**Problem description**
Set down the whole listing verbatim.

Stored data
⁂
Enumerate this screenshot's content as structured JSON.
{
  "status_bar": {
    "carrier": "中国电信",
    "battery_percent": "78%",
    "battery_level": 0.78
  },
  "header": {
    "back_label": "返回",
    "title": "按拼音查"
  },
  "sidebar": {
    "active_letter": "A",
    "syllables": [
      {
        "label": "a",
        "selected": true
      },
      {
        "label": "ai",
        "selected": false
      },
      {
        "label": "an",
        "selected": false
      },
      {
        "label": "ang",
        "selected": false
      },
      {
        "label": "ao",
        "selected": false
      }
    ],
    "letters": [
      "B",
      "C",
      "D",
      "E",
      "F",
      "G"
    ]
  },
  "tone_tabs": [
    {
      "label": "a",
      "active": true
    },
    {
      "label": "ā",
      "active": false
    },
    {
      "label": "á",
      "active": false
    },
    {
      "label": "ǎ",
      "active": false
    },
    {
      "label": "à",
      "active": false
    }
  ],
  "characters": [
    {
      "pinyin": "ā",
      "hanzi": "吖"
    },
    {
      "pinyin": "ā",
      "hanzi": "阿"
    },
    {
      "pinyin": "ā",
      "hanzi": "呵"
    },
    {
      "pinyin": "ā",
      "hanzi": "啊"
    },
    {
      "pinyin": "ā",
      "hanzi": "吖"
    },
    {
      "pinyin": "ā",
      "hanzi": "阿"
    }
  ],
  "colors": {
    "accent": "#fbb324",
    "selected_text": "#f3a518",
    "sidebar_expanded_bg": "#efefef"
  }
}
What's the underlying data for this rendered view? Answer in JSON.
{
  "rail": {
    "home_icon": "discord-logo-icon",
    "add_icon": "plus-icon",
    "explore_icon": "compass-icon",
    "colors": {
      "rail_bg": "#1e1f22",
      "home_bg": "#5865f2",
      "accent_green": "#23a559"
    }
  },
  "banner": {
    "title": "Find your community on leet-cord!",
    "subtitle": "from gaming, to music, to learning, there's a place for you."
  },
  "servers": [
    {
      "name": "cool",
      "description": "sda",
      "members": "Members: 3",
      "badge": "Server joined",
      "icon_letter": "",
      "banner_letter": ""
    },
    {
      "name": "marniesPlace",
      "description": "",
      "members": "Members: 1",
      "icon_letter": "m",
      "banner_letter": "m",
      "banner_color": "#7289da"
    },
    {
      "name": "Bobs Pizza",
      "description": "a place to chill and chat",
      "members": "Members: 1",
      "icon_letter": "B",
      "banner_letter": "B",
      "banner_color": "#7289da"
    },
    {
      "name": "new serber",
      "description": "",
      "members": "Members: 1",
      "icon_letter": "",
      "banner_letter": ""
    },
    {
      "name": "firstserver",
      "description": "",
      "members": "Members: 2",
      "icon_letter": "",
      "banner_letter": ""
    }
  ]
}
⁂
**Answer in full**
Enumerate this screenshot's content as structured JSON.
{
  "status_bar": {
    "carrier": "中国电信",
    "battery_percent": "78%",
    "battery_level": 0.78
  },
  "header": {
    "back_label": "返回",
    "title": "按拼音查"
  },
  "sidebar": {
    "active_letter": "A",
    "syllables": [
      {
        "label": "a",
        "selected": true
      },
      {
        "label": "ai",
        "selected": false
      },
      {
        "label": "an",
        "selected": false
      },
      {
        "label": "ang",
        "selected": false
      },
      {
        "label": "ao",
        "selected": false
      }
    ],
    "letters": [
      "B",
      "C",
      "D",
      "E",
      "F",
      "G"
    ]
  },
  "tone_tabs": [
    {
      "label": "a",
      "active": true
    },
    {
      "label": "ā",
      "active": false
    },
    {
      "label": "á",
      "active": false
    },
    {
      "label": "ǎ",
      "active": false
    },
    {
      "label": "à",
      "active": false
    }
  ],
  "characters": [
    {
      "pinyin": "ā",
      "hanzi": "吖"
    },
    {
      "pinyin": "ā",
      "hanzi": "阿"
    },
    {
      "pinyin": "ā",
      "hanzi": "呵"
    },
    {
      "pinyin": "ā",
      "hanzi": "啊"
    },
    {
      "pinyin": "ā",
      "hanzi": "吖"
    },
    {
      "pinyin": "ā",
      "hanzi": "阿"
    }
  ],
  "colors": {
    "accent": "#fbb324",
    "selected_text": "#f3a518",
    "sidebar_expanded_bg": "#efefef"
  }
}
What's the underlying data for this rendered view? Answer in JSON.
{
  "rail": {
    "home_icon": "discord-logo-icon",
    "add_icon": "plus-icon",
    "explore_icon": "compass-icon",
    "colors": {
      "rail_bg": "#1e1f22",
      "home_bg": "#5865f2",
      "accent_green": "#23a559"
    }
  },
  "banner": {
    "title": "Find your community on leet-cord!",
    "subtitle": "from gaming, to music, to learning, there's a place for you."
  },
  "servers": [
    {
      "name": "cool",
      "description": "sda",
      "members": "Members: 3",
      "badge": "Server joined",
      "icon_letter": "",
      "banner_letter": ""
    },
    {
      "name": "marniesPlace",
      "description": "",
      "members": "Members: 1",
      "icon_letter": "m",
      "banner_letter": "m",
      "banner_color": "#7289da"
    },
    {
      "name": "Bobs Pizza",
      "description": "a place to chill and chat",
      "members": "Members: 1",
      "icon_letter": "B",
      "banner_letter": "B",
      "banner_color": "#7289da"
    },
    {
      "name": "new serber",
      "description": "",
      "members": "Members: 1",
      "icon_letter": "",
      "banner_letter": ""
    },
    {
      "name": "firstserver",
      "description": "",
      "members": "Members: 2",
      "icon_letter": "",
      "banner_letter": ""
    }
  ]
}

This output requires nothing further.